§ Supplied material:
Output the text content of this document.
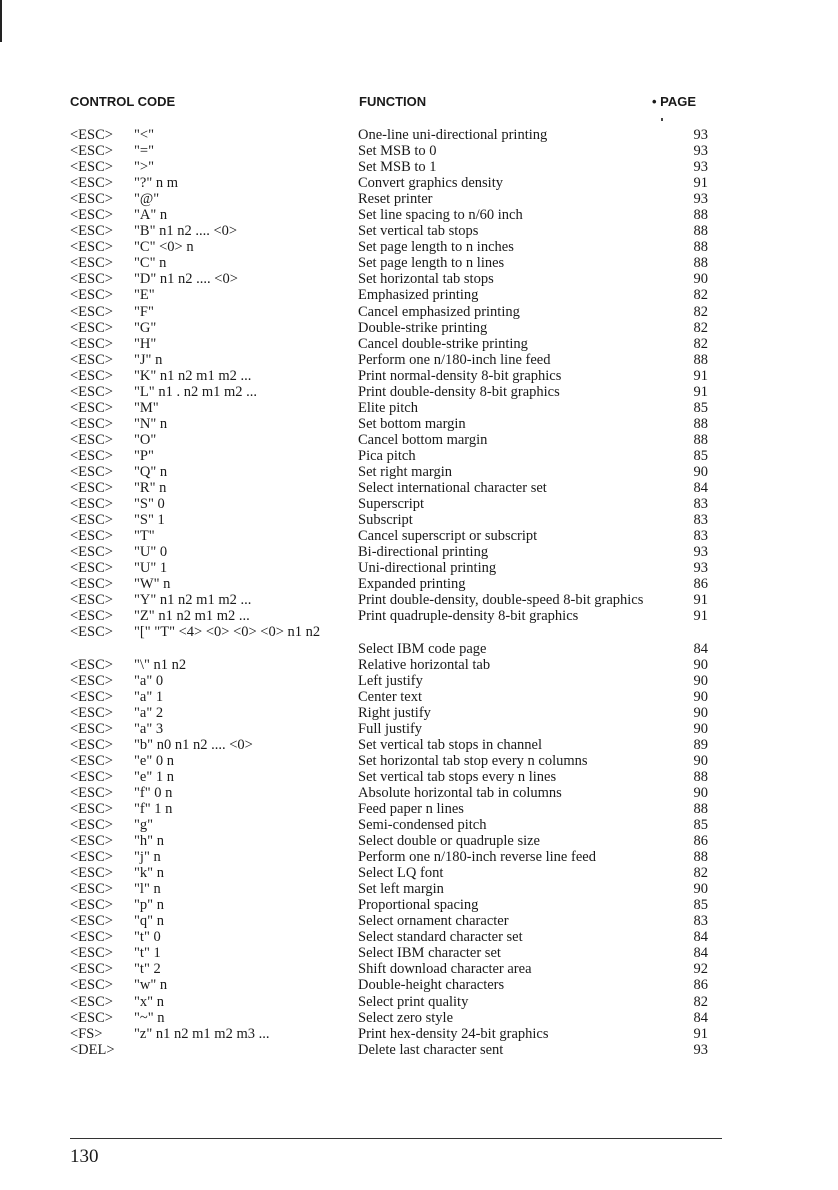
CONTROL CODE	FUNCTION	• PAGE
<ESC> "<"	One-line uni-directional printing	93
<ESC> "="	Set MSB to 0	93
<ESC> ">"	Set MSB to 1	93
<ESC> "?" n m	Convert graphics density	91
<ESC> "@"	Reset printer	93
<ESC> "A" n	Set line spacing to n/60 inch	88
<ESC> "B" n1 n2 .... <0>	Set vertical tab stops	88
<ESC> "C" <0> n	Set page length to n inches	88
<ESC> "C" n	Set page length to n lines	88
<ESC> "D" n1 n2 .... <0>	Set horizontal tab stops	90
<ESC> "E"	Emphasized printing	82
<ESC> "F"	Cancel emphasized printing	82
<ESC> "G"	Double-strike printing	82
<ESC> "H"	Cancel double-strike printing	82
<ESC> "J" n	Perform one n/180-inch line feed	88
<ESC> "K" n1 n2 m1 m2 ...	Print normal-density 8-bit graphics	91
<ESC> "L" n1 . n2 m1 m2 ...	Print double-density 8-bit graphics	91
<ESC> "M"	Elite pitch	85
<ESC> "N" n	Set bottom margin	88
<ESC> "O"	Cancel bottom margin	88
<ESC> "P"	Pica pitch	85
<ESC> "Q" n	Set right margin	90
<ESC> "R" n	Select international character set	84
<ESC> "S" 0	Superscript	83
<ESC> "S" 1	Subscript	83
<ESC> "T"	Cancel superscript or subscript	83
<ESC> "U" 0	Bi-directional printing	93
<ESC> "U" 1	Uni-directional printing	93
<ESC> "W" n	Expanded printing	86
<ESC> "Y" n1 n2 m1 m2 ...	Print double-density, double-speed 8-bit graphics	91
<ESC> "Z" n1 n2 m1 m2 ...	Print quadruple-density 8-bit graphics	91
<ESC> "[" "T" <4> <0> <0> <0> n1 n2
Select IBM code page	84
<ESC> "\" n1 n2	Relative horizontal tab	90
<ESC> "a" 0	Left justify	90
<ESC> "a" 1	Center text	90
<ESC> "a" 2	Right justify	90
<ESC> "a" 3	Full justify	90
<ESC> "b" n0 n1 n2 .... <0>	Set vertical tab stops in channel	89
<ESC> "e" 0 n	Set horizontal tab stop every n columns	90
<ESC> "e" 1 n	Set vertical tab stops every n lines	88
<ESC> "f" 0 n	Absolute horizontal tab in columns	90
<ESC> "f" 1 n	Feed paper n lines	88
<ESC> "g"	Semi-condensed pitch	85
<ESC> "h" n	Select double or quadruple size	86
<ESC> "j" n	Perform one n/180-inch reverse line feed	88
<ESC> "k" n	Select LQ font	82
<ESC> "l" n	Set left margin	90
<ESC> "p" n	Proportional spacing	85
<ESC> "q" n	Select ornament character	83
<ESC> "t" 0	Select standard character set	84
<ESC> "t" 1	Select IBM character set	84
<ESC> "t" 2	Shift download character area	92
<ESC> "w" n	Double-height characters	86
<ESC> "x" n	Select print quality	82
<ESC> "~" n	Select zero style	84
<FS> "z" n1 n2 m1 m2 m3 ...	Print hex-density 24-bit graphics	91
<DEL>	Delete last character sent	93
130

§ Your task:
Write out the records above once more, word for word, with no pictures.

§ Response to this task:
Output the text content of this document.
CONTROL CODE	FUNCTION	• PAGE
<ESC> "<"	One-line uni-directional printing	93
<ESC> "="	Set MSB to 0	93
<ESC> ">"	Set MSB to 1	93
<ESC> "?" n m	Convert graphics density	91
<ESC> "@"	Reset printer	93
<ESC> "A" n	Set line spacing to n/60 inch	88
<ESC> "B" n1 n2 .... <0>	Set vertical tab stops	88
<ESC> "C" <0> n	Set page length to n inches	88
<ESC> "C" n	Set page length to n lines	88
<ESC> "D" n1 n2 .... <0>	Set horizontal tab stops	90
<ESC> "E"	Emphasized printing	82
<ESC> "F"	Cancel emphasized printing	82
<ESC> "G"	Double-strike printing	82
<ESC> "H"	Cancel double-strike printing	82
<ESC> "J" n	Perform one n/180-inch line feed	88
<ESC> "K" n1 n2 m1 m2 ...	Print normal-density 8-bit graphics	91
<ESC> "L" n1 . n2 m1 m2 ...	Print double-density 8-bit graphics	91
<ESC> "M"	Elite pitch	85
<ESC> "N" n	Set bottom margin	88
<ESC> "O"	Cancel bottom margin	88
<ESC> "P"	Pica pitch	85
<ESC> "Q" n	Set right margin	90
<ESC> "R" n	Select international character set	84
<ESC> "S" 0	Superscript	83
<ESC> "S" 1	Subscript	83
<ESC> "T"	Cancel superscript or subscript	83
<ESC> "U" 0	Bi-directional printing	93
<ESC> "U" 1	Uni-directional printing	93
<ESC> "W" n	Expanded printing	86
<ESC> "Y" n1 n2 m1 m2 ...	Print double-density, double-speed 8-bit graphics	91
<ESC> "Z" n1 n2 m1 m2 ...	Print quadruple-density 8-bit graphics	91
<ESC> "[" "T" <4> <0> <0> <0> n1 n2
Select IBM code page	84
<ESC> "\" n1 n2	Relative horizontal tab	90
<ESC> "a" 0	Left justify	90
<ESC> "a" 1	Center text	90
<ESC> "a" 2	Right justify	90
<ESC> "a" 3	Full justify	90
<ESC> "b" n0 n1 n2 .... <0>	Set vertical tab stops in channel	89
<ESC> "e" 0 n	Set horizontal tab stop every n columns	90
<ESC> "e" 1 n	Set vertical tab stops every n lines	88
<ESC> "f" 0 n	Absolute horizontal tab in columns	90
<ESC> "f" 1 n	Feed paper n lines	88
<ESC> "g"	Semi-condensed pitch	85
<ESC> "h" n	Select double or quadruple size	86
<ESC> "j" n	Perform one n/180-inch reverse line feed	88
<ESC> "k" n	Select LQ font	82
<ESC> "l" n	Set left margin	90
<ESC> "p" n	Proportional spacing	85
<ESC> "q" n	Select ornament character	83
<ESC> "t" 0	Select standard character set	84
<ESC> "t" 1	Select IBM character set	84
<ESC> "t" 2	Shift download character area	92
<ESC> "w" n	Double-height characters	86
<ESC> "x" n	Select print quality	82
<ESC> "~" n	Select zero style	84
<FS> "z" n1 n2 m1 m2 m3 ...	Print hex-density 24-bit graphics	91
<DEL>	Delete last character sent	93
130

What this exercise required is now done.